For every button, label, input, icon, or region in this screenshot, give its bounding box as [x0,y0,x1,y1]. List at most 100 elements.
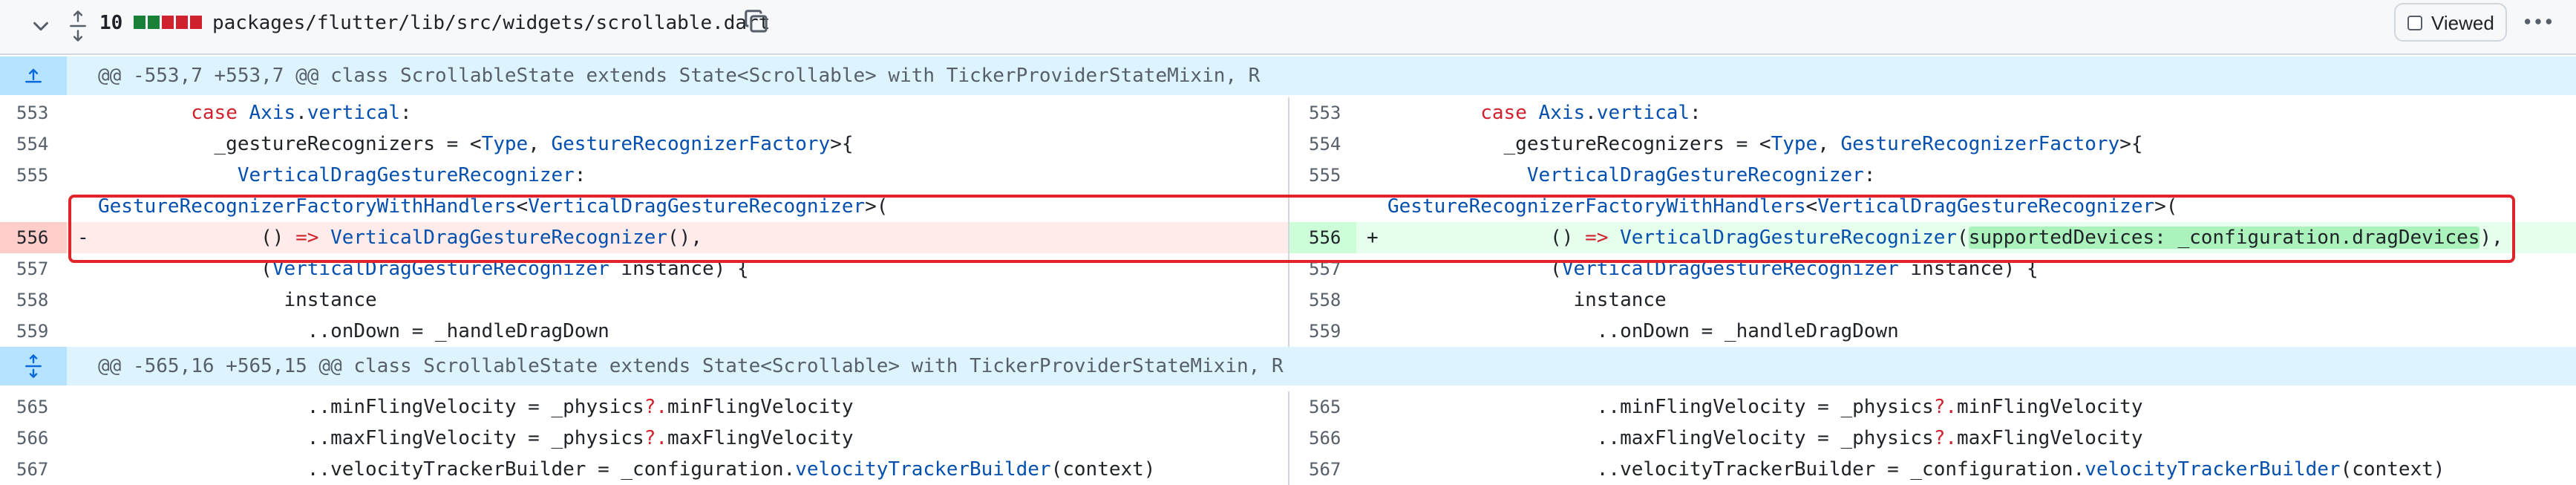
code-token: ..velocityTrackerBuilder = _configuratio… [98,458,796,481]
copy-icon[interactable] [742,7,771,36]
code-token: GestureRecognizerFactory [1840,133,2120,155]
code-token: _gestureRecognizers = < [98,133,482,155]
keyword: case [1480,102,1527,124]
code-token: : [1863,164,1876,186]
left-side: 565 ..minFlingVelocity = _physics?.minFl… [0,391,1288,423]
diffstat-block [176,16,188,29]
code-token: >{ [2119,133,2143,155]
code-token: VerticalDragGestureRecognizer [237,164,575,186]
expand-up-button[interactable] [0,56,67,95]
line-number[interactable]: 567 [0,454,67,485]
line-number[interactable]: 565 [0,391,67,423]
line-number[interactable]: 553 [0,97,67,128]
diff-row: 567 ..velocityTrackerBuilder = _configur… [0,454,2576,485]
viewed-button[interactable]: Viewed [2394,3,2507,42]
code-token: maxFlingVelocity [667,427,854,449]
right-side: 565 ..minFlingVelocity = _physics?.minFl… [1288,391,2576,423]
unfold-icon[interactable] [68,9,88,43]
line-number[interactable]: 554 [1289,128,1356,160]
code-token: case [1387,102,1539,124]
viewed-label: Viewed [2431,12,2494,34]
line-number[interactable]: 566 [0,423,67,454]
chevron-down-icon[interactable] [30,15,52,37]
right-side: 567 ..velocityTrackerBuilder = _configur… [1288,454,2576,485]
right-side: 554 _gestureRecognizers = <Type, Gesture… [1288,128,2576,160]
code-token: ..minFlingVelocity = _physics [1387,396,1934,418]
code-line: ..velocityTrackerBuilder = _configuratio… [1387,454,2445,485]
right-side: 553 case Axis.vertical: [1288,97,2576,128]
left-side: 566 ..maxFlingVelocity = _physics?.maxFl… [0,423,1288,454]
line-number[interactable]: 567 [1289,454,1356,485]
code-token: Type [481,133,529,155]
diff-row: 555 VerticalDragGestureRecognizer: 555 Ve… [0,160,2576,191]
code-token: ?. [1933,396,1958,418]
keyword: case [191,102,238,124]
hunk-header-text: @@ -565,16 +565,15 @@ class ScrollableSt… [98,355,1284,377]
diff-row: 559 ..onDown = _handleDragDown 559 ..onDo… [0,316,2576,347]
code-token: ..minFlingVelocity = _physics [98,396,644,418]
right-side: 566 ..maxFlingVelocity = _physics?.maxFl… [1288,423,2576,454]
code-token: minFlingVelocity [667,396,854,418]
diff-row: 565 ..minFlingVelocity = _physics?.minFl… [0,391,2576,423]
code-token: ?. [644,396,668,418]
hunk-header-text: @@ -553,7 +553,7 @@ class ScrollableStat… [98,65,1261,87]
diffstat-block [190,16,202,29]
code-token: : [400,102,412,124]
code-token: ..velocityTrackerBuilder = _configuratio… [1387,458,2085,481]
line-number[interactable]: 555 [0,160,67,191]
left-side: 555 VerticalDragGestureRecognizer: [0,160,1288,191]
diff-row: 554 _gestureRecognizers = <Type, Gesture… [0,128,2576,160]
code-token: maxFlingVelocity [1957,427,2143,449]
code-token: VerticalDragGestureRecognizer [1526,164,1864,186]
left-side: 567 ..velocityTrackerBuilder = _configur… [0,454,1288,485]
line-number[interactable]: 566 [1289,423,1356,454]
code-token: , [528,133,552,155]
code-token: instance [1387,289,1667,311]
hunk-header: @@ -565,16 +565,15 @@ class ScrollableSt… [0,347,2576,385]
line-number[interactable]: 556 [0,222,67,253]
code-token: ?. [1933,427,1958,449]
line-number[interactable]: 557 [0,253,67,284]
code-token: ..maxFlingVelocity = _physics [1387,427,1934,449]
code-token: ..maxFlingVelocity = _physics [98,427,644,449]
line-number[interactable]: 553 [1289,97,1356,128]
expand-both-button[interactable] [0,347,67,385]
line-number[interactable]: 559 [0,316,67,347]
line-number[interactable]: 559 [1289,316,1356,347]
expand-up-icon [25,68,42,83]
kebab-horizontal-icon[interactable] [2521,4,2555,39]
file-header: 10 packages/flutter/lib/src/widgets/scro… [0,0,2576,55]
code-token: Axis [1538,102,1586,124]
checkbox-icon[interactable] [2407,16,2422,30]
code-line: case Axis.vertical: [1387,97,1701,128]
left-side: 559 ..onDown = _handleDragDown [0,316,1288,347]
code-line: VerticalDragGestureRecognizer: [1387,160,1876,191]
code-token: >{ [830,133,854,155]
line-number[interactable]: 558 [0,284,67,316]
code-token: . [295,102,307,124]
code-token: , [1817,133,1841,155]
code-token: Axis [249,102,296,124]
line-number[interactable]: 565 [1289,391,1356,423]
code-token: Type [1771,133,1818,155]
line-number[interactable]: 558 [1289,284,1356,316]
code-line: ..maxFlingVelocity = _physics?.maxFlingV… [98,423,854,454]
file-path[interactable]: packages/flutter/lib/src/widgets/scrolla… [212,9,770,37]
code-token: : [574,164,586,186]
code-line: ..maxFlingVelocity = _physics?.maxFlingV… [1387,423,2143,454]
code-token: vertical [307,102,401,124]
code-token: GestureRecognizerFactory [551,133,831,155]
left-side: 554 _gestureRecognizers = <Type, Gesture… [0,128,1288,160]
expand-both-icon [25,354,42,378]
code-line: VerticalDragGestureRecognizer: [98,160,586,191]
code-token: ..onDown = _handleDragDown [98,320,609,342]
line-number[interactable]: 554 [0,128,67,160]
code-token: : [1690,102,1701,124]
diffstat [134,16,202,29]
left-side: 558 instance [0,284,1288,316]
code-token: _gestureRecognizers = < [1387,133,1771,155]
left-side: 553 case Axis.vertical: [0,97,1288,128]
line-number[interactable]: 555 [1289,160,1356,191]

□ □ □ □ □ □ □

Exercise description -> Extract every line of the records that contains the string "onDown", matching case exactly.

Exercise solution ->
diff-row: 559 ..onDown = _handleDragDown 559 ..onDo… [0,316,2576,347]
left-side: 559 ..onDown = _handleDragDown [0,316,1288,347]
code-token: ..onDown = _handleDragDown [98,320,609,342]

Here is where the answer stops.